## [Data provided]
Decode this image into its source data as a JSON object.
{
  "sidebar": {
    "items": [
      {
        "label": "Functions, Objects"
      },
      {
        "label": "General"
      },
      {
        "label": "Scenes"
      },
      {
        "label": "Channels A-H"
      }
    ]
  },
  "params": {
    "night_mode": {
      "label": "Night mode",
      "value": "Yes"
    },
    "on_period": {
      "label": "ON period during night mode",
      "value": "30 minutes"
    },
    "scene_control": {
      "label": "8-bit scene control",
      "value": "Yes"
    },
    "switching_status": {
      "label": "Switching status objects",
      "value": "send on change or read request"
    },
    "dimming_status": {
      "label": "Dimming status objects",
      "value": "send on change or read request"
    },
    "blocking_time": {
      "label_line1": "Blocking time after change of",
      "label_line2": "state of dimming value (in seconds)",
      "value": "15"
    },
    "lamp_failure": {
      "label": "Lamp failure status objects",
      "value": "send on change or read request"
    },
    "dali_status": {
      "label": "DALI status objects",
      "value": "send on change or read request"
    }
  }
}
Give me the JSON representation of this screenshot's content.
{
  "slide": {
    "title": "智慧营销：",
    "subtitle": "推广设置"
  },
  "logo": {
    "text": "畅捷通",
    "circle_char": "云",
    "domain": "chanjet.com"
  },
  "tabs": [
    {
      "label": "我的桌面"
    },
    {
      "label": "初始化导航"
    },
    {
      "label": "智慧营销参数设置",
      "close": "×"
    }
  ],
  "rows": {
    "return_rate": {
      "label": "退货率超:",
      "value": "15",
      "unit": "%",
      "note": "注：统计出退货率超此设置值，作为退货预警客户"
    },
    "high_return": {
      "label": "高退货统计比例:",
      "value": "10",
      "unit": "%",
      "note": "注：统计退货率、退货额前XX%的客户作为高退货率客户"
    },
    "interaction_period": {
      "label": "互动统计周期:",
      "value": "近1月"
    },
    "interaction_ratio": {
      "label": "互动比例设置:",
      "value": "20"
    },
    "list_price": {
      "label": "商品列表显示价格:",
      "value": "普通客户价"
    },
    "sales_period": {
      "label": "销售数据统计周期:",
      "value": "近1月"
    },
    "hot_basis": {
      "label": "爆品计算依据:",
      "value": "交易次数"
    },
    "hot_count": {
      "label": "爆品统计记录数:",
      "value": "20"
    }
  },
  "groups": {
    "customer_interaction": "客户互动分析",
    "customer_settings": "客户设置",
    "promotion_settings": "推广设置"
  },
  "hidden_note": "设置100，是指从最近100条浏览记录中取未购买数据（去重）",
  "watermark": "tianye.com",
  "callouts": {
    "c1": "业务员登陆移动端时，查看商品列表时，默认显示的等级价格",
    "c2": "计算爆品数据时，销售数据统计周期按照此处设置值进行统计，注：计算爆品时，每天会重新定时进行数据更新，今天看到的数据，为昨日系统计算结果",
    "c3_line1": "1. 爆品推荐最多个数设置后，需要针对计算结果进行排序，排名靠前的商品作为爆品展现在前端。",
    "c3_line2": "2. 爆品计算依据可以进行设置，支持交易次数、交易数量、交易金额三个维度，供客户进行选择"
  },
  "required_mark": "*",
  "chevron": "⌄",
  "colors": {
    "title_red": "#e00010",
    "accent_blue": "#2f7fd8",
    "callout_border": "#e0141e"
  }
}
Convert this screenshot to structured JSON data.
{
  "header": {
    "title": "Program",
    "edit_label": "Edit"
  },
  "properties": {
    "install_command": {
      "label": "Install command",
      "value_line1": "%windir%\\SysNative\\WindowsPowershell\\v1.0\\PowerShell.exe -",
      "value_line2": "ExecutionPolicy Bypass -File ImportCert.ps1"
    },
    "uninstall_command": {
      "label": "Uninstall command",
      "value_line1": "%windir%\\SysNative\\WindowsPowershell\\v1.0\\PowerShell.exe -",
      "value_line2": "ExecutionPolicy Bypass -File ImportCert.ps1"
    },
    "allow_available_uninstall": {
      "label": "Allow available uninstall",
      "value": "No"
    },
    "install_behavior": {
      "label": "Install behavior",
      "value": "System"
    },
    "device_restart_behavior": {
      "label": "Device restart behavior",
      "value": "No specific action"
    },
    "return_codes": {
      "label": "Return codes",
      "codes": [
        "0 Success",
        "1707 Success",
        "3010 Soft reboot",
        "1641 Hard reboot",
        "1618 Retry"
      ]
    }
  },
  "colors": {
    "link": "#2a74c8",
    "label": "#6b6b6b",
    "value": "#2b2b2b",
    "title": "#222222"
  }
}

## [Problem requirements]
Set down each entry again, unchanged.

## [Result]
Decode this image into its source data as a JSON object.
{
  "sidebar": {
    "items": [
      {
        "label": "Functions, Objects"
      },
      {
        "label": "General"
      },
      {
        "label": "Scenes"
      },
      {
        "label": "Channels A-H"
      }
    ]
  },
  "params": {
    "night_mode": {
      "label": "Night mode",
      "value": "Yes"
    },
    "on_period": {
      "label": "ON period during night mode",
      "value": "30 minutes"
    },
    "scene_control": {
      "label": "8-bit scene control",
      "value": "Yes"
    },
    "switching_status": {
      "label": "Switching status objects",
      "value": "send on change or read request"
    },
    "dimming_status": {
      "label": "Dimming status objects",
      "value": "send on change or read request"
    },
    "blocking_time": {
      "label_line1": "Blocking time after change of",
      "label_line2": "state of dimming value (in seconds)",
      "value": "15"
    },
    "lamp_failure": {
      "label": "Lamp failure status objects",
      "value": "send on change or read request"
    },
    "dali_status": {
      "label": "DALI status objects",
      "value": "send on change or read request"
    }
  }
}
Give me the JSON representation of this screenshot's content.
{
  "slide": {
    "title": "智慧营销：",
    "subtitle": "推广设置"
  },
  "logo": {
    "text": "畅捷通",
    "circle_char": "云",
    "domain": "chanjet.com"
  },
  "tabs": [
    {
      "label": "我的桌面"
    },
    {
      "label": "初始化导航"
    },
    {
      "label": "智慧营销参数设置",
      "close": "×"
    }
  ],
  "rows": {
    "return_rate": {
      "label": "退货率超:",
      "value": "15",
      "unit": "%",
      "note": "注：统计出退货率超此设置值，作为退货预警客户"
    },
    "high_return": {
      "label": "高退货统计比例:",
      "value": "10",
      "unit": "%",
      "note": "注：统计退货率、退货额前XX%的客户作为高退货率客户"
    },
    "interaction_period": {
      "label": "互动统计周期:",
      "value": "近1月"
    },
    "interaction_ratio": {
      "label": "互动比例设置:",
      "value": "20"
    },
    "list_price": {
      "label": "商品列表显示价格:",
      "value": "普通客户价"
    },
    "sales_period": {
      "label": "销售数据统计周期:",
      "value": "近1月"
    },
    "hot_basis": {
      "label": "爆品计算依据:",
      "value": "交易次数"
    },
    "hot_count": {
      "label": "爆品统计记录数:",
      "value": "20"
    }
  },
  "groups": {
    "customer_interaction": "客户互动分析",
    "customer_settings": "客户设置",
    "promotion_settings": "推广设置"
  },
  "hidden_note": "设置100，是指从最近100条浏览记录中取未购买数据（去重）",
  "watermark": "tianye.com",
  "callouts": {
    "c1": "业务员登陆移动端时，查看商品列表时，默认显示的等级价格",
    "c2": "计算爆品数据时，销售数据统计周期按照此处设置值进行统计，注：计算爆品时，每天会重新定时进行数据更新，今天看到的数据，为昨日系统计算结果",
    "c3_line1": "1. 爆品推荐最多个数设置后，需要针对计算结果进行排序，排名靠前的商品作为爆品展现在前端。",
    "c3_line2": "2. 爆品计算依据可以进行设置，支持交易次数、交易数量、交易金额三个维度，供客户进行选择"
  },
  "required_mark": "*",
  "chevron": "⌄",
  "colors": {
    "title_red": "#e00010",
    "accent_blue": "#2f7fd8",
    "callout_border": "#e0141e"
  }
}
Convert this screenshot to structured JSON data.
{
  "header": {
    "title": "Program",
    "edit_label": "Edit"
  },
  "properties": {
    "install_command": {
      "label": "Install command",
      "value_line1": "%windir%\\SysNative\\WindowsPowershell\\v1.0\\PowerShell.exe -",
      "value_line2": "ExecutionPolicy Bypass -File ImportCert.ps1"
    },
    "uninstall_command": {
      "label": "Uninstall command",
      "value_line1": "%windir%\\SysNative\\WindowsPowershell\\v1.0\\PowerShell.exe -",
      "value_line2": "ExecutionPolicy Bypass -File ImportCert.ps1"
    },
    "allow_available_uninstall": {
      "label": "Allow available uninstall",
      "value": "No"
    },
    "install_behavior": {
      "label": "Install behavior",
      "value": "System"
    },
    "device_restart_behavior": {
      "label": "Device restart behavior",
      "value": "No specific action"
    },
    "return_codes": {
      "label": "Return codes",
      "codes": [
        "0 Success",
        "1707 Success",
        "3010 Soft reboot",
        "1641 Hard reboot",
        "1618 Retry"
      ]
    }
  },
  "colors": {
    "link": "#2a74c8",
    "label": "#6b6b6b",
    "value": "#2b2b2b",
    "title": "#222222"
  }
}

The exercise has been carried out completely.